#### Texte fourni
Par Didier Desrimais*.
Savez vous, chers lecteurs de Je Suis Français, il n’y a pas grand-chose à dire sur cet article glaçant paru dans Causeur le 7 janvier ! Si ce n’est faire nôtre l’exhortation de Georges Bernanos heureusement mise en exergue par Causeur. Mais Bernanos c’était un camelot du roi ! Des cinglés, des détraqués, des erreurs de la nature, il y en a toujours eu, sans-doute depuis que le monde est monde. Il a dû y en avoir dans les communautés humaines restreintes des cavernes de la préhistoire qu’Henri de Lumley et quelques autres savants ont fouillées au siècle dernier et au nôtre. Aujourd’hui, ils tendent à devenir une norme, à exercer une tyrannie. Celle d’une infinitésimale minorité. Une norme, voire la norme. Rien à ajouter sinon savoir, prendre conscience, non pas que cela existe mais que cela tient aujourd’hui le haut du pavé, a pignon sur rue. À lire donc. Rien de plus ! JSF
« Il faut se hâter de sauver l’homme, parce que demain il ne sera plus susceptible de l’être, pour la raison qu’il ne voudra plus être sauvé. Car si cette civilisation est folle, elle fait aussi des fous. » Georges Bernanos.
Tout récemment, Benoît Rayski a rapporté dans Causeur l’histoire de « la famille la plus moderne du Royaume-Uni » (selon le Daily Mirror). Pourquoi la plus moderne ? Parce que composée d’un homme transgenre, d’un compagnon non-binaire et d’un enfant issu du sperme d’une femme transgenre mais mis au monde par l’homme transgenre du couple. Tout le monde suit ?
Dans un article du dernier Télérama (n°3651), la journaliste Emmanuelle Skyvington s’interroge : « Et si, à l’aube de la décennie 2020, la société patriarcale et hétéronormée (sic) telle qu’on la connaît était en train de tomber ? » C’est Judith Butler (auteur de Trouble dans le genre, ouvrage dispensable mais qui fait les beaux jours d’une certaine sociologie française et de ses « études de genre ») qui doit jubiler.
L’art de se compliquer la vie
Maintenant, je vous prie d’être extrêmement attentifs, s’il vous plaît. Dans le même article de Télérama, Youssef se définit comme une « meuf trans, non-binaire » (“personne assignée garçon à la naissance mais qui se définit comme femme, tout en excluant les normes de genre traditionnelles”, fait bien de préciser Télérama). Comme les combats intersectionnels sont à la mode, Youssef, qui utilise le pronom « elle », décline opportunément toutes les discriminations « qu’elle » subit (en plus de la transphobie, bien entendu) : « Ayant une vie déjà compliquée car je suis pauvre, racisée et extra-européenne, cela n’a pas été facile ! » Et apparemment Youssef n’est pas parti(e) pour se la simplifier, la vie.

#### Consignes à traiter
A) D'après la chronique, quel journal a qualifié la famille rapportée par Benoît Rayski de « la famille la plus moderne du Royaume-Uni » ?
B) Prolongez la chronique en reprenant juste après sa dernière phrase.
Le matériel qui suit n'intervient pas ici.

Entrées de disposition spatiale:
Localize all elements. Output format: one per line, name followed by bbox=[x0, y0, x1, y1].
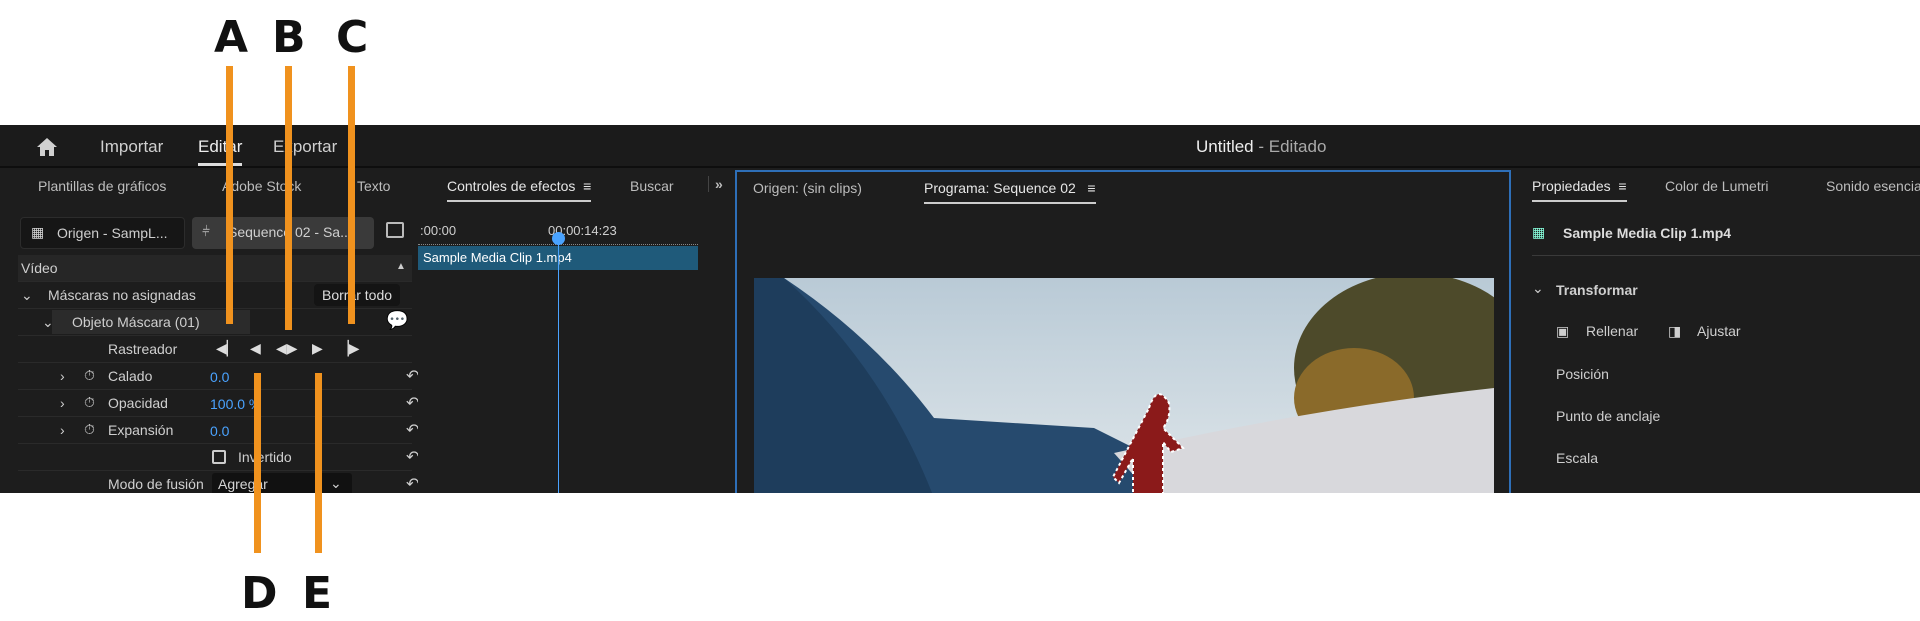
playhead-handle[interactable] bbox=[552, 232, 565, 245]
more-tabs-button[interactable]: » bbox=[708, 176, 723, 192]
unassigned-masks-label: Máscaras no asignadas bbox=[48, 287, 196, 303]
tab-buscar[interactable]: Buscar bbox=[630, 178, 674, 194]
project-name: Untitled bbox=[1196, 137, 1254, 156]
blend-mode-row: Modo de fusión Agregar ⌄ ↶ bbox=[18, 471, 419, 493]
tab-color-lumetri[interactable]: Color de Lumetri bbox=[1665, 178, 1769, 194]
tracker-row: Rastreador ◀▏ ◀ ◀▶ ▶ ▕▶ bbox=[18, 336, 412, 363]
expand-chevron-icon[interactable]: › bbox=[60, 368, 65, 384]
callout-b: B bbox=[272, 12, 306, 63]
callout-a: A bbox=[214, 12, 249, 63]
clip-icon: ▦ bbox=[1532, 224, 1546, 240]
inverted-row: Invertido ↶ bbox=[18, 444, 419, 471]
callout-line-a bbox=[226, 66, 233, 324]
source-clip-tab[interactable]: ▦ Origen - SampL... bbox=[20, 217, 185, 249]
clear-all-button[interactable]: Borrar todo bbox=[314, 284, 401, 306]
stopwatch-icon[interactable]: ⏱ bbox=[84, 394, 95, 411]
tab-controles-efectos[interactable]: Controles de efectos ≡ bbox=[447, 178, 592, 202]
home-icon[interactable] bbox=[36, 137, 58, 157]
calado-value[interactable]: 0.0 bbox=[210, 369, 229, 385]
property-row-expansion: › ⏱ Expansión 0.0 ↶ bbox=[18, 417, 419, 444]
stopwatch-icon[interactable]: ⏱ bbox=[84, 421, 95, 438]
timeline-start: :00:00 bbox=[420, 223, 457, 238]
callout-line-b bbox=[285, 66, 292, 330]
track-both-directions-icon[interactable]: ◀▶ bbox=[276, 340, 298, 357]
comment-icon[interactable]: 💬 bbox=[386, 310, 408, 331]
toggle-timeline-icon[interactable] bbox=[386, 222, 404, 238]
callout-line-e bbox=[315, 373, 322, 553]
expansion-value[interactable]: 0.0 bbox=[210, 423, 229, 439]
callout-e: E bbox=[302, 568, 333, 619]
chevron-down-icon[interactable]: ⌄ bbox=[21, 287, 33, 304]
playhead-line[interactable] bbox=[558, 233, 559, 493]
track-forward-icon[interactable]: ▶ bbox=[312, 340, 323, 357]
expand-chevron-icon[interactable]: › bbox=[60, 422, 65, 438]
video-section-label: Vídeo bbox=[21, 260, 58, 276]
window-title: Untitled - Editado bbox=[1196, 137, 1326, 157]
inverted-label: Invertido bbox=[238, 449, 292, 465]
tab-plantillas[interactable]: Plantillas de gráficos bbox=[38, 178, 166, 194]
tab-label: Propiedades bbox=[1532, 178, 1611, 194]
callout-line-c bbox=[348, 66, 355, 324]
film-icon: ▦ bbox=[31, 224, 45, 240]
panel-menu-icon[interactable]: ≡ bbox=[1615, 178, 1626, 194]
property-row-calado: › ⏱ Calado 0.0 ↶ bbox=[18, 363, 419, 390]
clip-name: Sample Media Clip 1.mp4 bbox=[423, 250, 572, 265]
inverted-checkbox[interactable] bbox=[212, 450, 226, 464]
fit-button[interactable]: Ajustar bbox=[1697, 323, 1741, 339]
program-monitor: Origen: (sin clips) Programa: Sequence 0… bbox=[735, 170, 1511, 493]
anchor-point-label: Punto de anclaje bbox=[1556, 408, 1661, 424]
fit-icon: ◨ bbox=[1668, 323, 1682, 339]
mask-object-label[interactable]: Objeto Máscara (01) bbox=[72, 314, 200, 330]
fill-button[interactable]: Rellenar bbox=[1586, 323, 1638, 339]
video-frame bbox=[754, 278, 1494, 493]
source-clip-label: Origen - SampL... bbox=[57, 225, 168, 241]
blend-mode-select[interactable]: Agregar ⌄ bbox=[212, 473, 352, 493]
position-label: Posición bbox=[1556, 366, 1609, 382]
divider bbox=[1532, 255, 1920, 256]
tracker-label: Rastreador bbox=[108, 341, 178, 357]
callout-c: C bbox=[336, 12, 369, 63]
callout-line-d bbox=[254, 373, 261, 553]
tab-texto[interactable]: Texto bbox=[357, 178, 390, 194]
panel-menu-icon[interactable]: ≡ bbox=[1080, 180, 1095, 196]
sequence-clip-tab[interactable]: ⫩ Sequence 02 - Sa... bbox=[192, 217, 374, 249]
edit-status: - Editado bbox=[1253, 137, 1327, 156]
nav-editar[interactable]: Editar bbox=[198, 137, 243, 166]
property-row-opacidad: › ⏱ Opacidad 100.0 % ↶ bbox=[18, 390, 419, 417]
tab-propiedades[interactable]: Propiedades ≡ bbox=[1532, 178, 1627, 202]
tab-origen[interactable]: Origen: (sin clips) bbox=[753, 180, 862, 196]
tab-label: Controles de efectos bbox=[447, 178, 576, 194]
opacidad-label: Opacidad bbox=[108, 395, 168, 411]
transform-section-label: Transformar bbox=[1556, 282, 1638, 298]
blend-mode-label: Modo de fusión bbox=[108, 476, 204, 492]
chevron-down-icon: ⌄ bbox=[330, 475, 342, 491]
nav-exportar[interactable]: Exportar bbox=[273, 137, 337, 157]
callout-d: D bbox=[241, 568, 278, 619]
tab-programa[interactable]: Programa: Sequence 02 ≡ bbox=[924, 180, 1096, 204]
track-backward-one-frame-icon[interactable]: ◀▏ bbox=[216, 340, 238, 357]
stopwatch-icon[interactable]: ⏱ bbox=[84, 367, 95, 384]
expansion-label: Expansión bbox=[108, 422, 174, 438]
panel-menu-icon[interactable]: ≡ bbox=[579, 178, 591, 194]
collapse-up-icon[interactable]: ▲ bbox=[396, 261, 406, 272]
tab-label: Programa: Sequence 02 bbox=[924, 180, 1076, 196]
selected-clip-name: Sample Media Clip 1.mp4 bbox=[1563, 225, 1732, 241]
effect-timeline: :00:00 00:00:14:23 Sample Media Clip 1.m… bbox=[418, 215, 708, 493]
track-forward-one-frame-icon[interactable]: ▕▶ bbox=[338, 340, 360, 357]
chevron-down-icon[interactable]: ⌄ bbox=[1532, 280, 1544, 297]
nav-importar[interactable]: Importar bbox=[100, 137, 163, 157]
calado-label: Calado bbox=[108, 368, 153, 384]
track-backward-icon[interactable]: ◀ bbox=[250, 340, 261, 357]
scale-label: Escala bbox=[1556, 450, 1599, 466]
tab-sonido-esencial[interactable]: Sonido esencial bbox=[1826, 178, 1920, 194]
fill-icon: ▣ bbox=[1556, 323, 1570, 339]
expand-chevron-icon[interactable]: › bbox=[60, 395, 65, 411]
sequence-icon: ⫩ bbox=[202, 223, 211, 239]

==

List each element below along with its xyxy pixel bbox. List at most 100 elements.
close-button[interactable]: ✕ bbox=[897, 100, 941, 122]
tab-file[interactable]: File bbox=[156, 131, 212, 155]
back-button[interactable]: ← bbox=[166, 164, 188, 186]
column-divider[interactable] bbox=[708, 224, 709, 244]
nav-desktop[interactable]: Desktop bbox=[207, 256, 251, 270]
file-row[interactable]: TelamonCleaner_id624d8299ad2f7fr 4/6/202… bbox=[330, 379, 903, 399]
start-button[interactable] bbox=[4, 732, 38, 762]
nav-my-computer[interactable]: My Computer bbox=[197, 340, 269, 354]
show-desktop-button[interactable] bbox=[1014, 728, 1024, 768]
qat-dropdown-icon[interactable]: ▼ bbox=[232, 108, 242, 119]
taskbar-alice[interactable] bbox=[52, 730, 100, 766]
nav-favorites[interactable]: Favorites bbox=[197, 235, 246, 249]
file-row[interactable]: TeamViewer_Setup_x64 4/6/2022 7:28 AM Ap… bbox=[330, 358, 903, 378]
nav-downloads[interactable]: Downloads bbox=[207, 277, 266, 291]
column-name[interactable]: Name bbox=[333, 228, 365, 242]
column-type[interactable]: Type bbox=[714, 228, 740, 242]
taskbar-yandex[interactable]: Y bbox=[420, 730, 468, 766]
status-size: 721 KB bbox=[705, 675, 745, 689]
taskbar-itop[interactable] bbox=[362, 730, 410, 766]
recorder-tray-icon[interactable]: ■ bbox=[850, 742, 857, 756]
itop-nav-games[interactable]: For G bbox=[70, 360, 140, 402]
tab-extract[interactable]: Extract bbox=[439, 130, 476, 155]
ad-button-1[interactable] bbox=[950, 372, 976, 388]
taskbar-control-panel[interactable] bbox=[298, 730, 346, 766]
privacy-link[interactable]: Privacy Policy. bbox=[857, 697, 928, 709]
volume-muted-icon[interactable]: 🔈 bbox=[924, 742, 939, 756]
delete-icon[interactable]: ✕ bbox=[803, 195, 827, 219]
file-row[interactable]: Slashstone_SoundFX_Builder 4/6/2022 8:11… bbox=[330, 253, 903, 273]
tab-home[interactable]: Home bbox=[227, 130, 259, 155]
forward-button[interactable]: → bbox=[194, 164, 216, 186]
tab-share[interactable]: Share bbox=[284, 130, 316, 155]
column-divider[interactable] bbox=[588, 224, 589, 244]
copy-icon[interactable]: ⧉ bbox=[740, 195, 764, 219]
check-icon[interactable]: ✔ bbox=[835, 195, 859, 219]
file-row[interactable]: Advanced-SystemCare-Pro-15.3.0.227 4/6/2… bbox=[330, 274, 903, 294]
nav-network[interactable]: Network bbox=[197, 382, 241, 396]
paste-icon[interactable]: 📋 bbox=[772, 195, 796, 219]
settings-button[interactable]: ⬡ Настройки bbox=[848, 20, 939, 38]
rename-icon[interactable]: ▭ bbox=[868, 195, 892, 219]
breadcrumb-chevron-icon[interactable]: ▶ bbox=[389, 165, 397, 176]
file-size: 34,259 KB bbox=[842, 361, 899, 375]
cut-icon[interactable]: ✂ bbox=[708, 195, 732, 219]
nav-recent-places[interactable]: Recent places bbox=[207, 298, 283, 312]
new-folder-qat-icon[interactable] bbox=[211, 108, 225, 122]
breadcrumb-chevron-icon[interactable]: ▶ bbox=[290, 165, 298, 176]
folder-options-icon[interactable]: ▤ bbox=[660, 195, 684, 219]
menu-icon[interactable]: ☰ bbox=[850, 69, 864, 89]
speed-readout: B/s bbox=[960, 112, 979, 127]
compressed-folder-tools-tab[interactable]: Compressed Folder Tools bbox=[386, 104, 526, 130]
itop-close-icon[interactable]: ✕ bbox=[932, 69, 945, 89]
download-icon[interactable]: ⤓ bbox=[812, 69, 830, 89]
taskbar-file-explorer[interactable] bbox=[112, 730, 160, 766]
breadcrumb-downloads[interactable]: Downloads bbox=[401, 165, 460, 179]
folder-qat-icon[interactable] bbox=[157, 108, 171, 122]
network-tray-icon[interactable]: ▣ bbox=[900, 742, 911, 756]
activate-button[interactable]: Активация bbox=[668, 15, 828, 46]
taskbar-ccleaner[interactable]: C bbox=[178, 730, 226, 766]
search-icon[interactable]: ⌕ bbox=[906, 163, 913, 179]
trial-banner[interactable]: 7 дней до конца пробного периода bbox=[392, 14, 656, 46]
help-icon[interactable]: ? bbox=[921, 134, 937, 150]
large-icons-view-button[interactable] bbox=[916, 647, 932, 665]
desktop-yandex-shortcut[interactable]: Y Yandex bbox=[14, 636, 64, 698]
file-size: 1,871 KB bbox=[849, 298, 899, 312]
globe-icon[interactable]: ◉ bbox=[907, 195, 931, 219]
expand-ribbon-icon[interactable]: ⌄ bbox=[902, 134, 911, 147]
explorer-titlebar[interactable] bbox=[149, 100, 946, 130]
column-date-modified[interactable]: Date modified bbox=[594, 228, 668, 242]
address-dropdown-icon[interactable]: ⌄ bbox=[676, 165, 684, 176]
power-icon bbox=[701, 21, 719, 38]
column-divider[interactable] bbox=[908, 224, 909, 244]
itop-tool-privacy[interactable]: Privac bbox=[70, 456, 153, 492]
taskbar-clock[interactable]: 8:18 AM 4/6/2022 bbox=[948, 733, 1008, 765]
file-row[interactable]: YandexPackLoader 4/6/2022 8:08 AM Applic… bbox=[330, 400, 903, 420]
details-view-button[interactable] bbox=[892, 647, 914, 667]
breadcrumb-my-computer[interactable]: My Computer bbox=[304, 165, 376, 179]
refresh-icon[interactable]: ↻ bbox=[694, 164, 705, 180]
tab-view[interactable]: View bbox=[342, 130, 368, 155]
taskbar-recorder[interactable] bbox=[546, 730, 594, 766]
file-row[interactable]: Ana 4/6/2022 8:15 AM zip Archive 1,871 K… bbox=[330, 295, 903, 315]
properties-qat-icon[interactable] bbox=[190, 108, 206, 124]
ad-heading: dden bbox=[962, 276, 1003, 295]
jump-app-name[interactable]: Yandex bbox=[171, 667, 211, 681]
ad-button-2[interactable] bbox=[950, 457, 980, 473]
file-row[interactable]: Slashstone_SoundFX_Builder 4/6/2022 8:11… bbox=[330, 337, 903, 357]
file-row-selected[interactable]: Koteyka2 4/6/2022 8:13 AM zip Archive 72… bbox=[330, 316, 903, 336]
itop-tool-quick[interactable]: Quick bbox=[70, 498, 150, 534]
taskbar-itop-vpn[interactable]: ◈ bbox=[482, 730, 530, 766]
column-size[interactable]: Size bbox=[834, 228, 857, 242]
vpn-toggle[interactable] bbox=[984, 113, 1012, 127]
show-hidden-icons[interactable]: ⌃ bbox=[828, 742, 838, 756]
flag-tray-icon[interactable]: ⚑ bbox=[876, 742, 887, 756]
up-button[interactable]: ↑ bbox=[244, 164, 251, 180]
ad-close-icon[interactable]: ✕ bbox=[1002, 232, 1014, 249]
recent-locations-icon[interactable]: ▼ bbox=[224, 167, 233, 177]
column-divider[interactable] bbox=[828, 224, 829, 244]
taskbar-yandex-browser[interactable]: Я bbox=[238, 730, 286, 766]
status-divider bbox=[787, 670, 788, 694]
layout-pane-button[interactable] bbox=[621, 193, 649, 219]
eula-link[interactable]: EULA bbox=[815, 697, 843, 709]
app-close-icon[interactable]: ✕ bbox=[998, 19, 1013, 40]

#### Réponses par consigne
A) Le Daily Mirror.

B)
Lucas a des cheveux mauves « retenus par un chouchou bleu » et se pose des questions sur son genre, tandis que Sof – qui a « troqué son deadname (?) qui finissait en « a » pour un pseudo moins marqué » – se dit « gender fluid ». Comme Sof a décidé de perdre tout le monde en cours de route et de se démarquer plus fermement encore de tous ceux qui se distinguent pourtant en se genrant à l’opposé de leurs chromosomes et de leur code génétique (qui ne sont jamais qu’une « construction sociale »), elle précise qu’elle est en réalité « FtX », c’est-à-dire « femme à genre inconnu ». En allant sur le site de l’Observatoire des Transidentités (si, si, ça existe) j’apprends qu’il existe une “Journée mondiale de la visibilité trans” (le 31 mars), et qu’en plus de pouvoir être « FtX » chacun peut devenir « FtM » ou « MtF » ou, plus mystérieux encore, « Ft ». Décidément, on n’arrête pas le progrès !
Télérama nous surprend de plus en plus
Vous êtes encore là ? Bien, continuons alors la lecture édifiante de Télérama :
Tom a réussi son « cispassing » et est très heureux d’être considéré maintenant comme un garçon. Mais tout peut changer demain matin. C’est d’ailleurs l’intérêt de la théorie butlérienne. Assez fier de lui et se prenant pour le Derrida du genre, Tom avoue donc être en réalité « gender fuck », c’est-à-dire « favorable à la déconstruction du genre en général ». Tom s’amuse avec les codes. Tom met du vernis, ou pas. Tom porte des talons, ou pas. Tom fait « un tour de table » à chaque fois qu’il se retrouve avec ses amis car leurs « noms peuvent changer », ou pas. Bref, Tom a l’air totalement paumé.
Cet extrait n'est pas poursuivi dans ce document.